> **WRITTEN INSTRUCTION**:
Each entry below is to be printed verbatim.

> **SUPPLIED ENTRIES**:
━━━━━━

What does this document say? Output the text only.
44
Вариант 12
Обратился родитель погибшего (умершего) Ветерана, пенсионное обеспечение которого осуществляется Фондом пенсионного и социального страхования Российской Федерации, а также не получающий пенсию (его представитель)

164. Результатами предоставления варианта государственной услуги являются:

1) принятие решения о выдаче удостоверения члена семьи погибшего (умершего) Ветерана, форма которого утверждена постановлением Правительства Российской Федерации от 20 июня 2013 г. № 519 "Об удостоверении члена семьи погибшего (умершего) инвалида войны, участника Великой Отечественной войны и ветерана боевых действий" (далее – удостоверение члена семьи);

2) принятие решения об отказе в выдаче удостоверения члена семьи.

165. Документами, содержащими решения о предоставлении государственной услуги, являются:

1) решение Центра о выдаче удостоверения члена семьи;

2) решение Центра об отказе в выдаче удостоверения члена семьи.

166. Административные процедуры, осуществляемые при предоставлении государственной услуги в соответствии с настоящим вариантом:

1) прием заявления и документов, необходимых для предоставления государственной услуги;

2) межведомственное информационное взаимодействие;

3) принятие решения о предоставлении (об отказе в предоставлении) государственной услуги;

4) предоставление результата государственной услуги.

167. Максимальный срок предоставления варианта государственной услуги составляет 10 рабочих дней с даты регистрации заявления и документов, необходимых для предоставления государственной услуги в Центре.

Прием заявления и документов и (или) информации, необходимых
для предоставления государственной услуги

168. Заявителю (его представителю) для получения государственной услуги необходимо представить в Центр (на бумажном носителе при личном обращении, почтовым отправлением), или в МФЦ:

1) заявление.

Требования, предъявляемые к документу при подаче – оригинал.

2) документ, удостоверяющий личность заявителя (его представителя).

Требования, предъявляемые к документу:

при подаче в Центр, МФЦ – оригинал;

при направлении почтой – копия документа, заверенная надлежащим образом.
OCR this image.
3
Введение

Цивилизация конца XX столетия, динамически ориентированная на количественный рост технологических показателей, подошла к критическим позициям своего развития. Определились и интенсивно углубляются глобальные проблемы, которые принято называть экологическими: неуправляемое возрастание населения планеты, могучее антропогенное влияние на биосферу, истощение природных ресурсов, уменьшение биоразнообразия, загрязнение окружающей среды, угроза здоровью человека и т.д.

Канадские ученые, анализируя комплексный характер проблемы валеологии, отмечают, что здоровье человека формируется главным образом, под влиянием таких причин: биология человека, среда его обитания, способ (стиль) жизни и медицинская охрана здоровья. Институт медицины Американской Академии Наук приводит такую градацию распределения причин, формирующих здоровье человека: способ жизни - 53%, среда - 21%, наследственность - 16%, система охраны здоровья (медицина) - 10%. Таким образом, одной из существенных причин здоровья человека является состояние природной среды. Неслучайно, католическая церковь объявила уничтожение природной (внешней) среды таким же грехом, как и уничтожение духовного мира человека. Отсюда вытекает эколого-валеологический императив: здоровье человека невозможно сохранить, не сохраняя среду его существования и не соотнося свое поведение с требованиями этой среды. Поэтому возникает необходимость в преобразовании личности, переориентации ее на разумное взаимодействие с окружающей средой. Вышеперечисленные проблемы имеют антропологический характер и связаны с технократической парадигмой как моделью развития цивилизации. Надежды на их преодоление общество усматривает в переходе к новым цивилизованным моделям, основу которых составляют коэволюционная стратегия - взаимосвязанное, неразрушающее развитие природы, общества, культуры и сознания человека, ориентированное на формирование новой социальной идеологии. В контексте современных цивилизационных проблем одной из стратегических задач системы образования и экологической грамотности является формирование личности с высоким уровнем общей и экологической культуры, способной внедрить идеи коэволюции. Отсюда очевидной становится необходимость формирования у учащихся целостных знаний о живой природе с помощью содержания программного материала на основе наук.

━━━━━━

> **ANSWER**:
What does this document say? Output the text only.
44
Вариант 12
Обратился родитель погибшего (умершего) Ветерана, пенсионное обеспечение которого осуществляется Фондом пенсионного и социального страхования Российской Федерации, а также не получающий пенсию (его представитель)

164. Результатами предоставления варианта государственной услуги являются:

1) принятие решения о выдаче удостоверения члена семьи погибшего (умершего) Ветерана, форма которого утверждена постановлением Правительства Российской Федерации от 20 июня 2013 г. № 519 "Об удостоверении члена семьи погибшего (умершего) инвалида войны, участника Великой Отечественной войны и ветерана боевых действий" (далее – удостоверение члена семьи);

2) принятие решения об отказе в выдаче удостоверения члена семьи.

165. Документами, содержащими решения о предоставлении государственной услуги, являются:

1) решение Центра о выдаче удостоверения члена семьи;

2) решение Центра об отказе в выдаче удостоверения члена семьи.

166. Административные процедуры, осуществляемые при предоставлении государственной услуги в соответствии с настоящим вариантом:

1) прием заявления и документов, необходимых для предоставления государственной услуги;

2) межведомственное информационное взаимодействие;

3) принятие решения о предоставлении (об отказе в предоставлении) государственной услуги;

4) предоставление результата государственной услуги.

167. Максимальный срок предоставления варианта государственной услуги составляет 10 рабочих дней с даты регистрации заявления и документов, необходимых для предоставления государственной услуги в Центре.

Прием заявления и документов и (или) информации, необходимых
для предоставления государственной услуги

168. Заявителю (его представителю) для получения государственной услуги необходимо представить в Центр (на бумажном носителе при личном обращении, почтовым отправлением), или в МФЦ:

1) заявление.

Требования, предъявляемые к документу при подаче – оригинал.

2) документ, удостоверяющий личность заявителя (его представителя).

Требования, предъявляемые к документу:

при подаче в Центр, МФЦ – оригинал;

при направлении почтой – копия документа, заверенная надлежащим образом.
OCR this image.
3
Введение

Цивилизация конца XX столетия, динамически ориентированная на количественный рост технологических показателей, подошла к критическим позициям своего развития. Определились и интенсивно углубляются глобальные проблемы, которые принято называть экологическими: неуправляемое возрастание населения планеты, могучее антропогенное влияние на биосферу, истощение природных ресурсов, уменьшение биоразнообразия, загрязнение окружающей среды, угроза здоровью человека и т.д.

Канадские ученые, анализируя комплексный характер проблемы валеологии, отмечают, что здоровье человека формируется главным образом, под влиянием таких причин: биология человека, среда его обитания, способ (стиль) жизни и медицинская охрана здоровья. Институт медицины Американской Академии Наук приводит такую градацию распределения причин, формирующих здоровье человека: способ жизни - 53%, среда - 21%, наследственность - 16%, система охраны здоровья (медицина) - 10%. Таким образом, одной из существенных причин здоровья человека является состояние природной среды. Неслучайно, католическая церковь объявила уничтожение природной (внешней) среды таким же грехом, как и уничтожение духовного мира человека. Отсюда вытекает эколого-валеологический императив: здоровье человека невозможно сохранить, не сохраняя среду его существования и не соотнося свое поведение с требованиями этой среды. Поэтому возникает необходимость в преобразовании личности, переориентации ее на разумное взаимодействие с окружающей средой. Вышеперечисленные проблемы имеют антропологический характер и связаны с технократической парадигмой как моделью развития цивилизации. Надежды на их преодоление общество усматривает в переходе к новым цивилизованным моделям, основу которых составляют коэволюционная стратегия - взаимосвязанное, неразрушающее развитие природы, общества, культуры и сознания человека, ориентированное на формирование новой социальной идеологии. В контексте современных цивилизационных проблем одной из стратегических задач системы образования и экологической грамотности является формирование личности с высоким уровнем общей и экологической культуры, способной внедрить идеи коэволюции. Отсюда очевидной становится необходимость формирования у учащихся целостных знаний о живой природе с помощью содержания программного материала на основе наук.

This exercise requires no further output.